start Provided data

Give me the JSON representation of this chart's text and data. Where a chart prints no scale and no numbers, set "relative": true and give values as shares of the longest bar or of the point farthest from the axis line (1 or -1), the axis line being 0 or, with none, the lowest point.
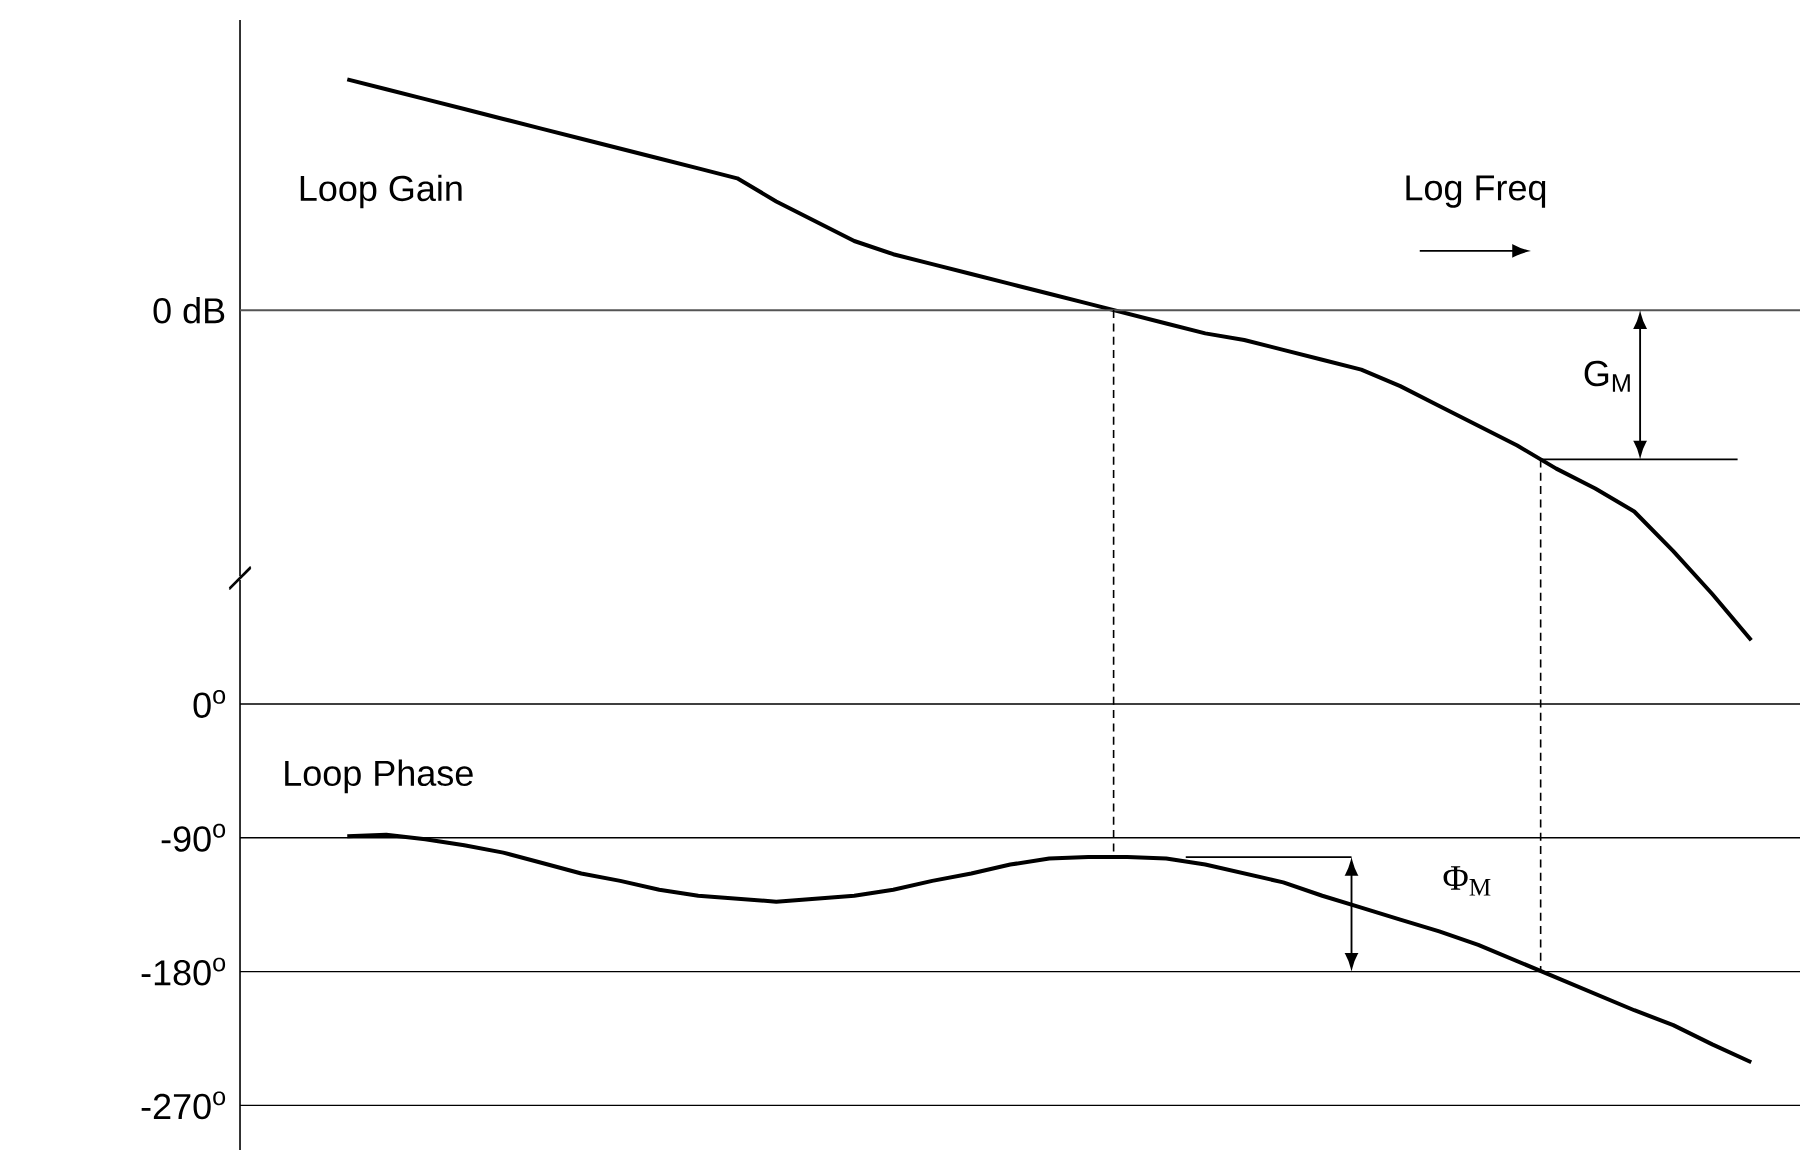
{
  "chart_data": [
    {
      "type": "line",
      "relative": true,
      "categories": [
        null,
        null,
        null,
        null,
        null,
        null,
        null,
        null,
        null,
        null,
        null,
        null,
        null,
        null,
        null,
        null,
        null,
        null,
        null,
        null,
        null,
        null,
        null,
        null,
        null,
        null,
        null,
        null,
        null,
        null,
        null,
        null,
        null,
        null,
        null,
        null,
        null
      ],
      "series": [
        {
          "color": "#000000",
          "values": [
            0.7,
            0.67,
            0.64,
            0.61,
            0.58,
            0.55,
            0.52,
            0.49,
            0.46,
            0.43,
            0.4,
            0.33,
            0.27,
            0.21,
            0.17,
            0.14,
            0.11,
            0.08,
            0.05,
            0.02,
            -0.01,
            -0.04,
            -0.07,
            -0.09,
            -0.12,
            -0.15,
            -0.18,
            -0.23,
            -0.29,
            -0.35,
            -0.41,
            -0.48,
            -0.54,
            -0.61,
            -0.73,
            -0.86,
            -1.0
          ]
        }
      ],
      "ref_lines": [
        {
          "axis": "y",
          "value": 0,
          "label": "0 dB",
          "color": "#555555"
        }
      ],
      "annotations": [
        "Loop Gain",
        "Log Freq",
        "G$_{M}$"
      ]
    },
    {
      "type": "line",
      "categories": [
        null,
        null,
        null,
        null,
        null,
        null,
        null,
        null,
        null,
        null,
        null,
        null,
        null,
        null,
        null,
        null,
        null,
        null,
        null,
        null,
        null,
        null,
        null,
        null,
        null,
        null,
        null,
        null,
        null,
        null,
        null,
        null,
        null,
        null,
        null,
        null,
        null
      ],
      "series": [
        {
          "color": "#000000",
          "values": [
            -89,
            -88,
            -91,
            -95,
            -100,
            -107,
            -114,
            -119,
            -125,
            -129,
            -131,
            -133,
            -131,
            -129,
            -125,
            -119,
            -114,
            -108,
            -104,
            -103,
            -103,
            -104,
            -108,
            -114,
            -120,
            -129,
            -137,
            -145,
            -153,
            -162,
            -173,
            -184,
            -195,
            -206,
            -216,
            -229,
            -241
          ]
        }
      ],
      "ylim": [
        -300,
        0
      ],
      "yticks": [
        {
          "value": 0,
          "label": "0$^{o}$"
        },
        {
          "value": -90,
          "label": "-90$^{o}$"
        },
        {
          "value": -180,
          "label": "-180$^{o}$"
        },
        {
          "value": -270,
          "label": "-270$^{o}$"
        }
      ],
      "grid": "y",
      "annotations": [
        "Loop Phase",
        "Φ$_{M}$"
      ]
    }
  ]
}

end Provided data

> [Task instructions]
Reproduce the full listing faithfully, but do not carry over any pictures.

> [Result]
Give me the JSON representation of this chart's text and data. Where a chart prints no scale and no numbers, set "relative": true and give values as shares of the longest bar or of the point farthest from the axis line (1 or -1), the axis line being 0 or, with none, the lowest point.
{
  "chart_data": [
    {
      "type": "line",
      "relative": true,
      "categories": [
        null,
        null,
        null,
        null,
        null,
        null,
        null,
        null,
        null,
        null,
        null,
        null,
        null,
        null,
        null,
        null,
        null,
        null,
        null,
        null,
        null,
        null,
        null,
        null,
        null,
        null,
        null,
        null,
        null,
        null,
        null,
        null,
        null,
        null,
        null,
        null,
        null
      ],
      "series": [
        {
          "color": "#000000",
          "values": [
            0.7,
            0.67,
            0.64,
            0.61,
            0.58,
            0.55,
            0.52,
            0.49,
            0.46,
            0.43,
            0.4,
            0.33,
            0.27,
            0.21,
            0.17,
            0.14,
            0.11,
            0.08,
            0.05,
            0.02,
            -0.01,
            -0.04,
            -0.07,
            -0.09,
            -0.12,
            -0.15,
            -0.18,
            -0.23,
            -0.29,
            -0.35,
            -0.41,
            -0.48,
            -0.54,
            -0.61,
            -0.73,
            -0.86,
            -1.0
          ]
        }
      ],
      "ref_lines": [
        {
          "axis": "y",
          "value": 0,
          "label": "0 dB",
          "color": "#555555"
        }
      ],
      "annotations": [
        "Loop Gain",
        "Log Freq",
        "G$_{M}$"
      ]
    },
    {
      "type": "line",
      "categories": [
        null,
        null,
        null,
        null,
        null,
        null,
        null,
        null,
        null,
        null,
        null,
        null,
        null,
        null,
        null,
        null,
        null,
        null,
        null,
        null,
        null,
        null,
        null,
        null,
        null,
        null,
        null,
        null,
        null,
        null,
        null,
        null,
        null,
        null,
        null,
        null,
        null
      ],
      "series": [
        {
          "color": "#000000",
          "values": [
            -89,
            -88,
            -91,
            -95,
            -100,
            -107,
            -114,
            -119,
            -125,
            -129,
            -131,
            -133,
            -131,
            -129,
            -125,
            -119,
            -114,
            -108,
            -104,
            -103,
            -103,
            -104,
            -108,
            -114,
            -120,
            -129,
            -137,
            -145,
            -153,
            -162,
            -173,
            -184,
            -195,
            -206,
            -216,
            -229,
            -241
          ]
        }
      ],
      "ylim": [
        -300,
        0
      ],
      "yticks": [
        {
          "value": 0,
          "label": "0$^{o}$"
        },
        {
          "value": -90,
          "label": "-90$^{o}$"
        },
        {
          "value": -180,
          "label": "-180$^{o}$"
        },
        {
          "value": -270,
          "label": "-270$^{o}$"
        }
      ],
      "grid": "y",
      "annotations": [
        "Loop Phase",
        "Φ$_{M}$"
      ]
    }
  ]
}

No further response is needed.